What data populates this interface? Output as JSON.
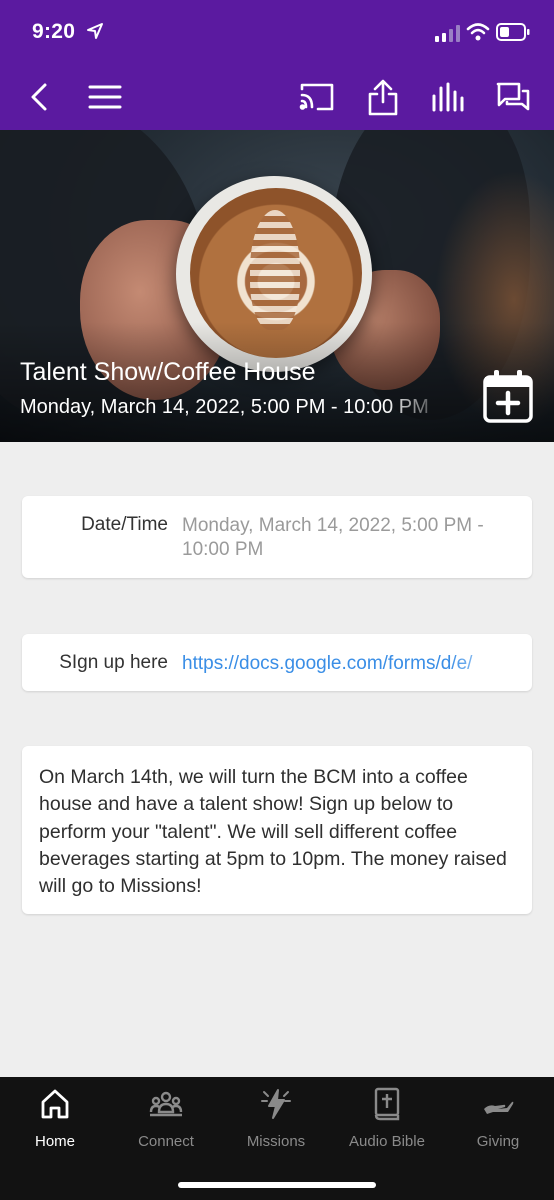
{
  "status_bar": {
    "time": "9:20",
    "icons": [
      "location-arrow-icon",
      "cellular-signal-icon",
      "wifi-icon",
      "battery-icon"
    ]
  },
  "nav_bar": {
    "icons": [
      "back-chevron-icon",
      "menu-icon",
      "cast-icon",
      "share-icon",
      "audio-levels-icon",
      "chat-icon"
    ],
    "color": "#5b1aa0"
  },
  "event": {
    "title": "Talent Show/Coffee House",
    "subtitle": "Monday, March 14, 2022, 5:00 PM - 10:00 PM",
    "add_to_calendar_icon": "calendar-plus-icon"
  },
  "details": {
    "date_label": "Date/Time",
    "date_value": "Monday, March 14, 2022, 5:00 PM - 10:00 PM",
    "signup_label": "SIgn up here",
    "signup_link": "https://docs.google.com/forms/d/e/",
    "description": "On March 14th, we will turn the BCM into a coffee house and have a talent show! Sign up below to perform your \"talent\". We will sell different coffee beverages starting at 5pm to 10pm. The money raised will go to Missions!"
  },
  "tabs": [
    {
      "label": "Home",
      "icon": "home-icon",
      "active": true
    },
    {
      "label": "Connect",
      "icon": "group-icon",
      "active": false
    },
    {
      "label": "Missions",
      "icon": "missions-icon",
      "active": false
    },
    {
      "label": "Audio Bible",
      "icon": "bible-icon",
      "active": false
    },
    {
      "label": "Giving",
      "icon": "giving-hand-icon",
      "active": false
    }
  ],
  "colors": {
    "accent": "#5b1aa0",
    "link": "#3a8ee6",
    "background": "#eeeeee",
    "tabbar": "#121212"
  }
}
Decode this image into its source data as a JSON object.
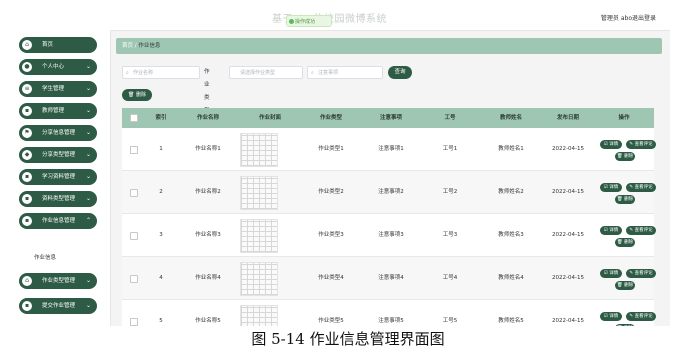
{
  "header": {
    "site_title": "基于php的校园微博系统",
    "toast": "操作成功",
    "admin_label": "管理员 abo",
    "logout_label": "退出登录"
  },
  "sidebar": {
    "items": [
      {
        "label": "首页",
        "icon": "home-icon"
      },
      {
        "label": "个人中心",
        "icon": "user-icon"
      },
      {
        "label": "学生管理",
        "icon": "menu-icon"
      },
      {
        "label": "教师管理",
        "icon": "grid-icon"
      },
      {
        "label": "分享信息管理",
        "icon": "flag-icon"
      },
      {
        "label": "分享类型管理",
        "icon": "location-icon"
      },
      {
        "label": "学习资料管理",
        "icon": "grid-icon"
      },
      {
        "label": "资料类型管理",
        "icon": "grid-icon"
      },
      {
        "label": "作业信息管理",
        "icon": "grid-icon"
      },
      {
        "label": "作业类型管理",
        "icon": "home-icon"
      },
      {
        "label": "提交作业管理",
        "icon": "grid-icon"
      }
    ],
    "sub_item": "作业信息"
  },
  "breadcrumb": {
    "home": "首页",
    "sep": "/",
    "current": "作业信息"
  },
  "filters": {
    "name_placeholder": "作业名称",
    "type_label": "作业类型",
    "type_placeholder": "请选择作业类型",
    "notes_placeholder": "注意事项",
    "search_button": "查询"
  },
  "delete_button": "删除",
  "table": {
    "headers": [
      "索引",
      "作业名称",
      "作业封面",
      "作业类型",
      "注意事项",
      "工号",
      "教师姓名",
      "发布日期",
      "操作"
    ],
    "rows": [
      {
        "idx": "1",
        "name": "作业名称1",
        "type": "作业类型1",
        "notes": "注意事项1",
        "id": "工号1",
        "teacher": "教师姓名1",
        "date": "2022-04-15"
      },
      {
        "idx": "2",
        "name": "作业名称2",
        "type": "作业类型2",
        "notes": "注意事项2",
        "id": "工号2",
        "teacher": "教师姓名2",
        "date": "2022-04-15"
      },
      {
        "idx": "3",
        "name": "作业名称3",
        "type": "作业类型3",
        "notes": "注意事项3",
        "id": "工号3",
        "teacher": "教师姓名3",
        "date": "2022-04-15"
      },
      {
        "idx": "4",
        "name": "作业名称4",
        "type": "作业类型4",
        "notes": "注意事项4",
        "id": "工号4",
        "teacher": "教师姓名4",
        "date": "2022-04-15"
      },
      {
        "idx": "5",
        "name": "作业名称5",
        "type": "作业类型5",
        "notes": "注意事项5",
        "id": "工号5",
        "teacher": "教师姓名5",
        "date": "2022-04-15"
      }
    ],
    "actions": {
      "detail": "详情",
      "comment": "查看评论",
      "delete": "删除"
    }
  },
  "caption": "图 5-14 作业信息管理界面图",
  "colors": {
    "primary": "#2e5b45",
    "header_bg": "#9fc6b3"
  }
}
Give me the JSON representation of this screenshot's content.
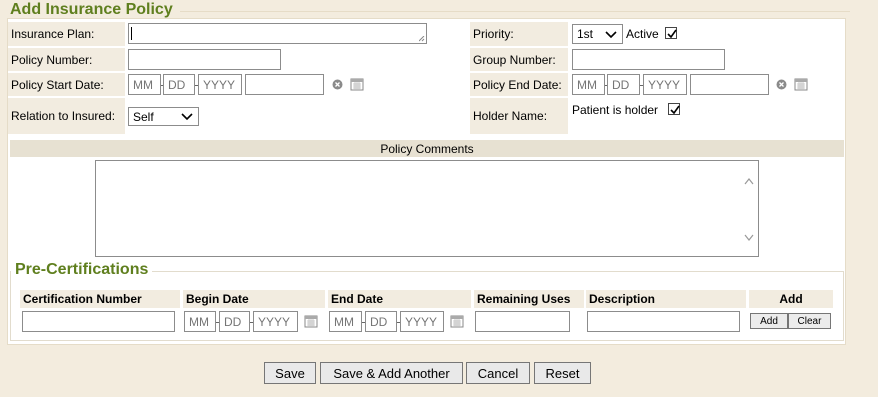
{
  "form": {
    "title": "Add Insurance Policy",
    "fields": {
      "insurance_plan_label": "Insurance Plan:",
      "policy_number_label": "Policy Number:",
      "policy_start_label": "Policy Start Date:",
      "relation_label": "Relation to Insured:",
      "relation_value": "Self",
      "priority_label": "Priority:",
      "priority_value": "1st",
      "active_label": "Active",
      "group_number_label": "Group Number:",
      "policy_end_label": "Policy End Date:",
      "holder_name_label": "Holder Name:",
      "patient_holder_label": "Patient is holder"
    },
    "date_placeholders": {
      "month": "MM",
      "day": "DD",
      "year": "YYYY"
    },
    "comments_header": "Policy Comments"
  },
  "precert": {
    "title": "Pre-Certifications",
    "columns": [
      "Certification Number",
      "Begin Date",
      "End Date",
      "Remaining Uses",
      "Description",
      "Add"
    ],
    "add_label": "Add",
    "clear_label": "Clear"
  },
  "buttons": {
    "save": "Save",
    "save_add": "Save & Add Another",
    "cancel": "Cancel",
    "reset": "Reset"
  },
  "colors": {
    "accent_green": "#5f7f1e",
    "background": "#f3ecde"
  }
}
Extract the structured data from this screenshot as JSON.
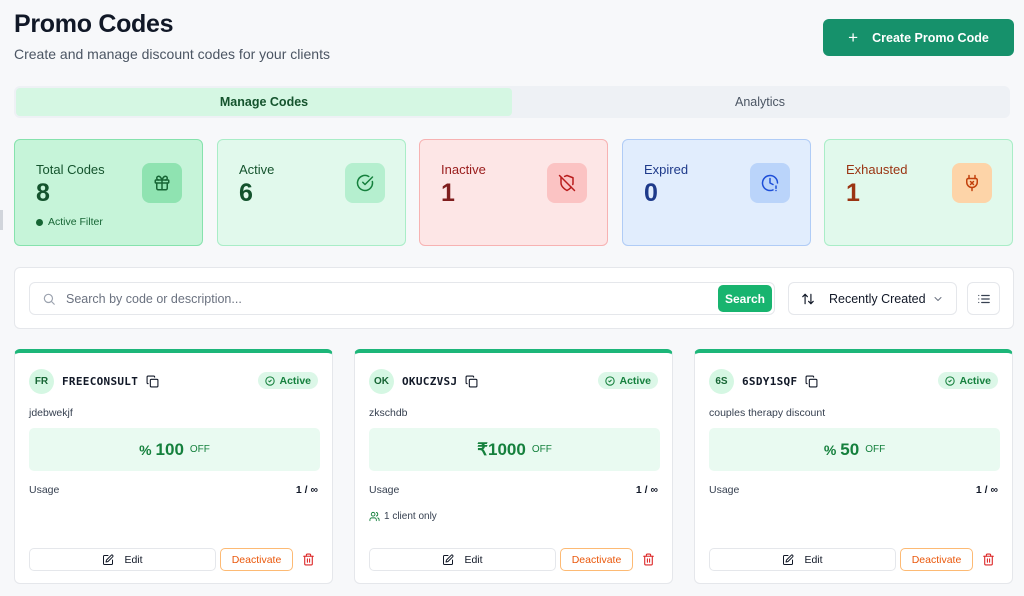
{
  "header": {
    "title": "Promo Codes",
    "subtitle": "Create and manage discount codes for your clients",
    "create_label": "Create Promo Code"
  },
  "tabs": [
    {
      "label": "Manage Codes",
      "active": true
    },
    {
      "label": "Analytics",
      "active": false
    }
  ],
  "stats": {
    "total": {
      "label": "Total Codes",
      "value": "8",
      "filter": "Active Filter",
      "icon": "gift-icon"
    },
    "active": {
      "label": "Active",
      "value": "6",
      "icon": "check-circle-icon"
    },
    "inactive": {
      "label": "Inactive",
      "value": "1",
      "icon": "shield-off-icon"
    },
    "expired": {
      "label": "Expired",
      "value": "0",
      "icon": "clock-alert-icon"
    },
    "exhausted": {
      "label": "Exhausted",
      "value": "1",
      "icon": "exhausted-icon"
    }
  },
  "toolbar": {
    "search_placeholder": "Search by code or description...",
    "search_value": "",
    "search_button": "Search",
    "sort_label": "Recently Created"
  },
  "cards": [
    {
      "initials": "FR",
      "code": "FREECONSULT",
      "status": "Active",
      "description": "jdebwekjf",
      "discount_symbol": "%",
      "discount_amount": "100",
      "discount_suffix": "OFF",
      "usage_label": "Usage",
      "usage_value": "1 / ∞",
      "restriction": "",
      "edit_label": "Edit",
      "deactivate_label": "Deactivate"
    },
    {
      "initials": "OK",
      "code": "OKUCZVSJ",
      "status": "Active",
      "description": "zkschdb",
      "discount_symbol": "₹",
      "discount_amount": "1000",
      "discount_suffix": "OFF",
      "usage_label": "Usage",
      "usage_value": "1 / ∞",
      "restriction": "1 client only",
      "edit_label": "Edit",
      "deactivate_label": "Deactivate"
    },
    {
      "initials": "6S",
      "code": "6SDY1SQF",
      "status": "Active",
      "description": "couples therapy discount",
      "discount_symbol": "%",
      "discount_amount": "50",
      "discount_suffix": "OFF",
      "usage_label": "Usage",
      "usage_value": "1 / ∞",
      "restriction": "",
      "edit_label": "Edit",
      "deactivate_label": "Deactivate"
    }
  ],
  "colors": {
    "primary": "#16916b",
    "accent": "#18b46f",
    "danger": "#dc2626",
    "warning": "#ea580c"
  }
}
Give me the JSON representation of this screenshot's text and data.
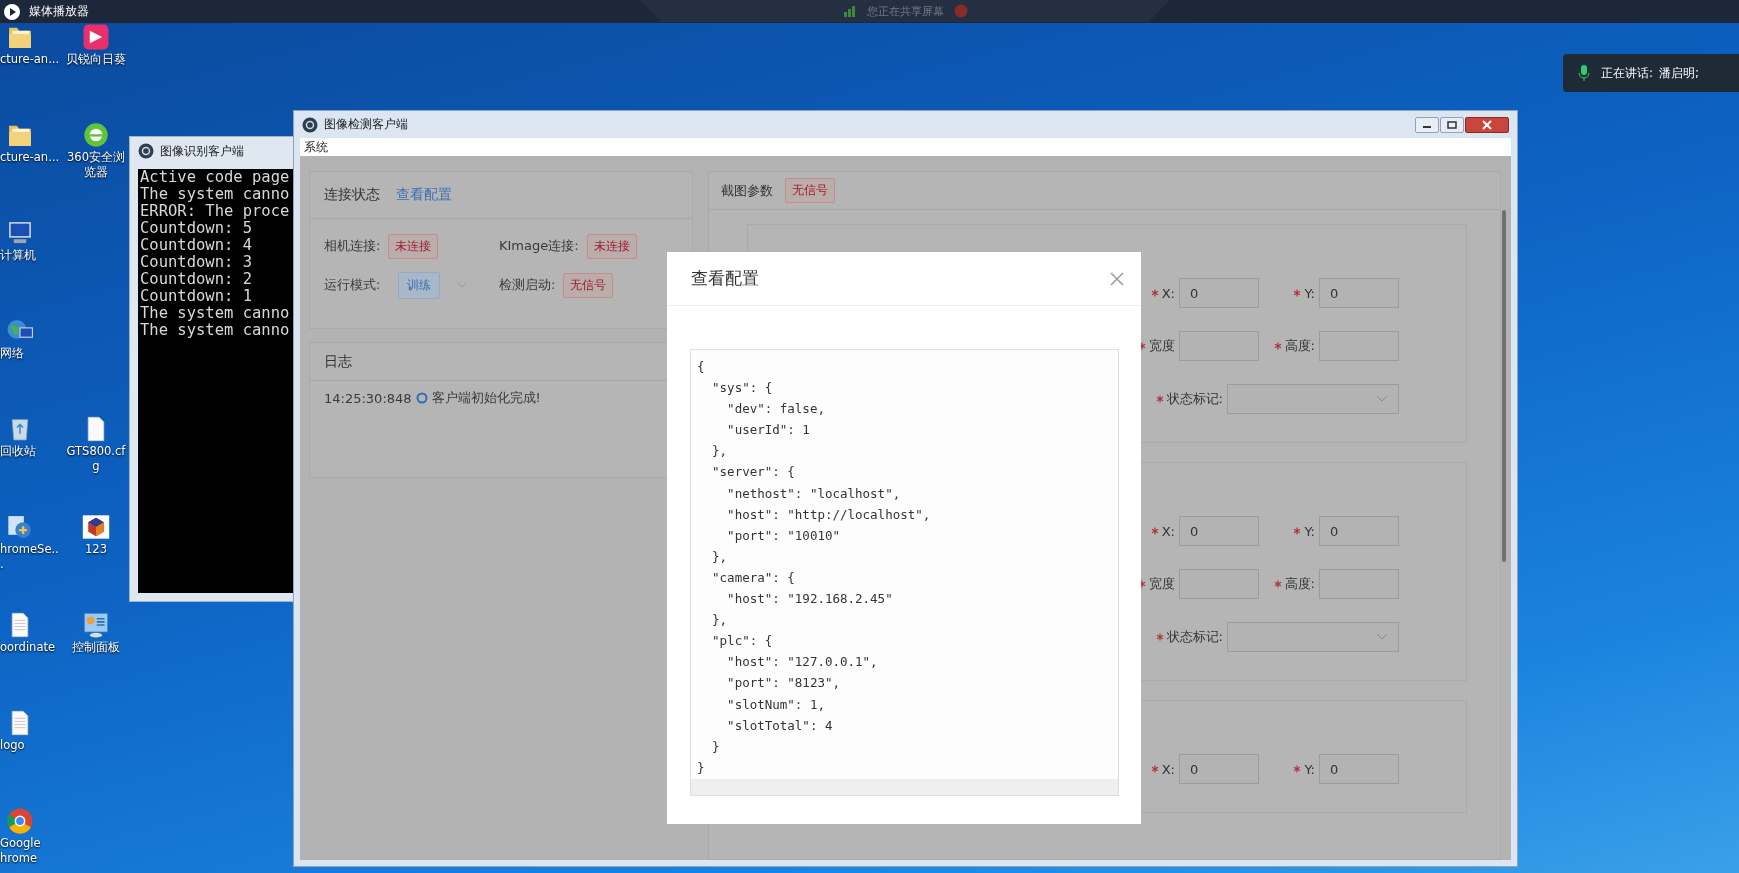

-------

*EXERCISE INSTRUCTIONS*. Read the lines above. Gather those in which the string "into" is found.

*OUTPUT*.
    "description": "On March 14th, we will turn the BCM into a coffee house and have a talent show! Sign up below to perform your \"talent\". We will sell different coffee beverages starting at 5pm to 10pm. The money raised will go to Missions!"
Decode this image into its source data as a JSON object.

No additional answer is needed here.